• WHAT IS BEING ASKED:
Without altering anything, output the material below.

————————

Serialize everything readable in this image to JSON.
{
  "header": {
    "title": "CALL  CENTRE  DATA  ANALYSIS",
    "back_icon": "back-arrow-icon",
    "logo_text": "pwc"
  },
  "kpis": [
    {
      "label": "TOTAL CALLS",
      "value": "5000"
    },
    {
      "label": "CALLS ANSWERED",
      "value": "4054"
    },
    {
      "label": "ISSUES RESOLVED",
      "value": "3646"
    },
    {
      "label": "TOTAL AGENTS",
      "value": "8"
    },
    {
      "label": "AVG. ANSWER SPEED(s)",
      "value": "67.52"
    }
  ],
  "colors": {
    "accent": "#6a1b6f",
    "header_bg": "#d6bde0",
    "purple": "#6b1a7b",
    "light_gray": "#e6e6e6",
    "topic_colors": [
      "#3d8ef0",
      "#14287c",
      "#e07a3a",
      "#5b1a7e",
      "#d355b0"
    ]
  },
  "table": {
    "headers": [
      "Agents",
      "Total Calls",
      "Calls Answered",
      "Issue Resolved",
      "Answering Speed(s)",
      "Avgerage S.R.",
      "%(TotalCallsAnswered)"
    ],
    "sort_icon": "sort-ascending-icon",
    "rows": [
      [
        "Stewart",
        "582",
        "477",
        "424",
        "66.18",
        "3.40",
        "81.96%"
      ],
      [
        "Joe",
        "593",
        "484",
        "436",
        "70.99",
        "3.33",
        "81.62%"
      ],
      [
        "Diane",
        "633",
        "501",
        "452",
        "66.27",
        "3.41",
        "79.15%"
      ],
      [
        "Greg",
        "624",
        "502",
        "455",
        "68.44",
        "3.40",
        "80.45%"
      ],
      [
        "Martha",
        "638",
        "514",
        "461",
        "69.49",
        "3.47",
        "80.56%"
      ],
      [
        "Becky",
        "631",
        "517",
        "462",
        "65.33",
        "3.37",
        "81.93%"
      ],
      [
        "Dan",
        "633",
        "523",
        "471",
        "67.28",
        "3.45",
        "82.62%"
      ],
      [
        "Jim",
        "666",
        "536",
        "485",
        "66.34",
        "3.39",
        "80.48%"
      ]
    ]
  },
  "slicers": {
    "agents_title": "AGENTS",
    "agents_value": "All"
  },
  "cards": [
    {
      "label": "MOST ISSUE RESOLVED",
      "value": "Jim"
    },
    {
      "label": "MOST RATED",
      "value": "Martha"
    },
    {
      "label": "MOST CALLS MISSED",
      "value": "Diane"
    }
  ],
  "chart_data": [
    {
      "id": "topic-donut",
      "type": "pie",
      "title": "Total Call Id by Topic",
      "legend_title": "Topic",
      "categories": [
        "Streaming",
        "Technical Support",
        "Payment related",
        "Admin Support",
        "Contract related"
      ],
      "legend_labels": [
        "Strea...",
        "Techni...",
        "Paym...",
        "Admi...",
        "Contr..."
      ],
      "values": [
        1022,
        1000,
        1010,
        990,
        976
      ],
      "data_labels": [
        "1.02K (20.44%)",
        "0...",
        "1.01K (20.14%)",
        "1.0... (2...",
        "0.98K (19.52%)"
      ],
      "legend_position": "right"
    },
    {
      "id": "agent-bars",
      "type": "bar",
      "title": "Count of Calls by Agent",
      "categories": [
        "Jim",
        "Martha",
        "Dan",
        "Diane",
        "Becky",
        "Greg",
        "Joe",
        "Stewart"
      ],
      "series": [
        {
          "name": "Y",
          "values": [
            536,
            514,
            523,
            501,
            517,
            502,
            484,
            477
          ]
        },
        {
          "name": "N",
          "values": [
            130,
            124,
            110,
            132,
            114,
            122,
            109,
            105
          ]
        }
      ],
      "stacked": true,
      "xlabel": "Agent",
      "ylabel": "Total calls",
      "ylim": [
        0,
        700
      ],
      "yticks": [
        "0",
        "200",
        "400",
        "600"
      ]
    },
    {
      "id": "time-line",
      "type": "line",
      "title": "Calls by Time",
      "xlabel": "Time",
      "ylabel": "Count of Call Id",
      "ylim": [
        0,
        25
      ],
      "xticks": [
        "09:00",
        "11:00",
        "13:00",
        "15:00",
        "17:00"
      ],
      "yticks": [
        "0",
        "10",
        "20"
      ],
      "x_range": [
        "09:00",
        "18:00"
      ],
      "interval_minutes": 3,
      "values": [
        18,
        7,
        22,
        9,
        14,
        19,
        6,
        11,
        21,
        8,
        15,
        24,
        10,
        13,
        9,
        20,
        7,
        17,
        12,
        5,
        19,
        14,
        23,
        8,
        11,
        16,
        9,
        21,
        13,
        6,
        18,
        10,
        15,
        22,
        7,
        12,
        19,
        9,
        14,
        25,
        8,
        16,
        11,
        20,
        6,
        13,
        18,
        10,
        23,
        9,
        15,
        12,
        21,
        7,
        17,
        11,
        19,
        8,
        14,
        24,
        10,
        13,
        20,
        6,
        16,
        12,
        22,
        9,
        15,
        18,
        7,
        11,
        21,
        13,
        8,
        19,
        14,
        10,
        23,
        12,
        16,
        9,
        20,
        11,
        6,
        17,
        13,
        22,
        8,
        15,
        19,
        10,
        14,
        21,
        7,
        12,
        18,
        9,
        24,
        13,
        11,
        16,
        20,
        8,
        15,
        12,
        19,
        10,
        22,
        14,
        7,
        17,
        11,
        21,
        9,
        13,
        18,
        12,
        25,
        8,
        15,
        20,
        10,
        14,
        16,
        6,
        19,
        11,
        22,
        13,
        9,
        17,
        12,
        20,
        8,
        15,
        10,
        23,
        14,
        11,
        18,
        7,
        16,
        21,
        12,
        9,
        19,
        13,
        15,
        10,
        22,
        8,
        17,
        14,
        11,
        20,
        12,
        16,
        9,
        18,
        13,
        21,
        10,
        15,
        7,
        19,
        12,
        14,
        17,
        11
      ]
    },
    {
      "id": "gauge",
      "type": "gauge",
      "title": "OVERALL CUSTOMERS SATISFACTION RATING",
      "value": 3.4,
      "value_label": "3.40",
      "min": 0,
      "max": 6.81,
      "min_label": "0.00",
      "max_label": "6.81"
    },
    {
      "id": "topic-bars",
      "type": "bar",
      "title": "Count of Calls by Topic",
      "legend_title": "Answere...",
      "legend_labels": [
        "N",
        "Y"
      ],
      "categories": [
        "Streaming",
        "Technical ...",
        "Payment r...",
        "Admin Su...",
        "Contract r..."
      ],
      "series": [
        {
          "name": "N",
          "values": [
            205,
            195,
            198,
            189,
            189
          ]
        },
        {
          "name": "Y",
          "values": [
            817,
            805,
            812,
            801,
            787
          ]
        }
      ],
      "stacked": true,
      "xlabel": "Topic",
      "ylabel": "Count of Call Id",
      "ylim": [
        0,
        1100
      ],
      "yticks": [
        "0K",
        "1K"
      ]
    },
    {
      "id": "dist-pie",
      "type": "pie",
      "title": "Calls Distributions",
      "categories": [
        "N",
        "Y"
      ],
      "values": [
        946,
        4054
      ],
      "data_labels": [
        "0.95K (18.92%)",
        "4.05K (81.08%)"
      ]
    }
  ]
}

————————

• PROBLEM SOLUTION:
Serialize everything readable in this image to JSON.
{
  "header": {
    "title": "CALL  CENTRE  DATA  ANALYSIS",
    "back_icon": "back-arrow-icon",
    "logo_text": "pwc"
  },
  "kpis": [
    {
      "label": "TOTAL CALLS",
      "value": "5000"
    },
    {
      "label": "CALLS ANSWERED",
      "value": "4054"
    },
    {
      "label": "ISSUES RESOLVED",
      "value": "3646"
    },
    {
      "label": "TOTAL AGENTS",
      "value": "8"
    },
    {
      "label": "AVG. ANSWER SPEED(s)",
      "value": "67.52"
    }
  ],
  "colors": {
    "accent": "#6a1b6f",
    "header_bg": "#d6bde0",
    "purple": "#6b1a7b",
    "light_gray": "#e6e6e6",
    "topic_colors": [
      "#3d8ef0",
      "#14287c",
      "#e07a3a",
      "#5b1a7e",
      "#d355b0"
    ]
  },
  "table": {
    "headers": [
      "Agents",
      "Total Calls",
      "Calls Answered",
      "Issue Resolved",
      "Answering Speed(s)",
      "Avgerage S.R.",
      "%(TotalCallsAnswered)"
    ],
    "sort_icon": "sort-ascending-icon",
    "rows": [
      [
        "Stewart",
        "582",
        "477",
        "424",
        "66.18",
        "3.40",
        "81.96%"
      ],
      [
        "Joe",
        "593",
        "484",
        "436",
        "70.99",
        "3.33",
        "81.62%"
      ],
      [
        "Diane",
        "633",
        "501",
        "452",
        "66.27",
        "3.41",
        "79.15%"
      ],
      [
        "Greg",
        "624",
        "502",
        "455",
        "68.44",
        "3.40",
        "80.45%"
      ],
      [
        "Martha",
        "638",
        "514",
        "461",
        "69.49",
        "3.47",
        "80.56%"
      ],
      [
        "Becky",
        "631",
        "517",
        "462",
        "65.33",
        "3.37",
        "81.93%"
      ],
      [
        "Dan",
        "633",
        "523",
        "471",
        "67.28",
        "3.45",
        "82.62%"
      ],
      [
        "Jim",
        "666",
        "536",
        "485",
        "66.34",
        "3.39",
        "80.48%"
      ]
    ]
  },
  "slicers": {
    "agents_title": "AGENTS",
    "agents_value": "All"
  },
  "cards": [
    {
      "label": "MOST ISSUE RESOLVED",
      "value": "Jim"
    },
    {
      "label": "MOST RATED",
      "value": "Martha"
    },
    {
      "label": "MOST CALLS MISSED",
      "value": "Diane"
    }
  ],
  "chart_data": [
    {
      "id": "topic-donut",
      "type": "pie",
      "title": "Total Call Id by Topic",
      "legend_title": "Topic",
      "categories": [
        "Streaming",
        "Technical Support",
        "Payment related",
        "Admin Support",
        "Contract related"
      ],
      "legend_labels": [
        "Strea...",
        "Techni...",
        "Paym...",
        "Admi...",
        "Contr..."
      ],
      "values": [
        1022,
        1000,
        1010,
        990,
        976
      ],
      "data_labels": [
        "1.02K (20.44%)",
        "0...",
        "1.01K (20.14%)",
        "1.0... (2...",
        "0.98K (19.52%)"
      ],
      "legend_position": "right"
    },
    {
      "id": "agent-bars",
      "type": "bar",
      "title": "Count of Calls by Agent",
      "categories": [
        "Jim",
        "Martha",
        "Dan",
        "Diane",
        "Becky",
        "Greg",
        "Joe",
        "Stewart"
      ],
      "series": [
        {
          "name": "Y",
          "values": [
            536,
            514,
            523,
            501,
            517,
            502,
            484,
            477
          ]
        },
        {
          "name": "N",
          "values": [
            130,
            124,
            110,
            132,
            114,
            122,
            109,
            105
          ]
        }
      ],
      "stacked": true,
      "xlabel": "Agent",
      "ylabel": "Total calls",
      "ylim": [
        0,
        700
      ],
      "yticks": [
        "0",
        "200",
        "400",
        "600"
      ]
    },
    {
      "id": "time-line",
      "type": "line",
      "title": "Calls by Time",
      "xlabel": "Time",
      "ylabel": "Count of Call Id",
      "ylim": [
        0,
        25
      ],
      "xticks": [
        "09:00",
        "11:00",
        "13:00",
        "15:00",
        "17:00"
      ],
      "yticks": [
        "0",
        "10",
        "20"
      ],
      "x_range": [
        "09:00",
        "18:00"
      ],
      "interval_minutes": 3,
      "values": [
        18,
        7,
        22,
        9,
        14,
        19,
        6,
        11,
        21,
        8,
        15,
        24,
        10,
        13,
        9,
        20,
        7,
        17,
        12,
        5,
        19,
        14,
        23,
        8,
        11,
        16,
        9,
        21,
        13,
        6,
        18,
        10,
        15,
        22,
        7,
        12,
        19,
        9,
        14,
        25,
        8,
        16,
        11,
        20,
        6,
        13,
        18,
        10,
        23,
        9,
        15,
        12,
        21,
        7,
        17,
        11,
        19,
        8,
        14,
        24,
        10,
        13,
        20,
        6,
        16,
        12,
        22,
        9,
        15,
        18,
        7,
        11,
        21,
        13,
        8,
        19,
        14,
        10,
        23,
        12,
        16,
        9,
        20,
        11,
        6,
        17,
        13,
        22,
        8,
        15,
        19,
        10,
        14,
        21,
        7,
        12,
        18,
        9,
        24,
        13,
        11,
        16,
        20,
        8,
        15,
        12,
        19,
        10,
        22,
        14,
        7,
        17,
        11,
        21,
        9,
        13,
        18,
        12,
        25,
        8,
        15,
        20,
        10,
        14,
        16,
        6,
        19,
        11,
        22,
        13,
        9,
        17,
        12,
        20,
        8,
        15,
        10,
        23,
        14,
        11,
        18,
        7,
        16,
        21,
        12,
        9,
        19,
        13,
        15,
        10,
        22,
        8,
        17,
        14,
        11,
        20,
        12,
        16,
        9,
        18,
        13,
        21,
        10,
        15,
        7,
        19,
        12,
        14,
        17,
        11
      ]
    },
    {
      "id": "gauge",
      "type": "gauge",
      "title": "OVERALL CUSTOMERS SATISFACTION RATING",
      "value": 3.4,
      "value_label": "3.40",
      "min": 0,
      "max": 6.81,
      "min_label": "0.00",
      "max_label": "6.81"
    },
    {
      "id": "topic-bars",
      "type": "bar",
      "title": "Count of Calls by Topic",
      "legend_title": "Answere...",
      "legend_labels": [
        "N",
        "Y"
      ],
      "categories": [
        "Streaming",
        "Technical ...",
        "Payment r...",
        "Admin Su...",
        "Contract r..."
      ],
      "series": [
        {
          "name": "N",
          "values": [
            205,
            195,
            198,
            189,
            189
          ]
        },
        {
          "name": "Y",
          "values": [
            817,
            805,
            812,
            801,
            787
          ]
        }
      ],
      "stacked": true,
      "xlabel": "Topic",
      "ylabel": "Count of Call Id",
      "ylim": [
        0,
        1100
      ],
      "yticks": [
        "0K",
        "1K"
      ]
    },
    {
      "id": "dist-pie",
      "type": "pie",
      "title": "Calls Distributions",
      "categories": [
        "N",
        "Y"
      ],
      "values": [
        946,
        4054
      ],
      "data_labels": [
        "0.95K (18.92%)",
        "4.05K (81.08%)"
      ]
    }
  ]
}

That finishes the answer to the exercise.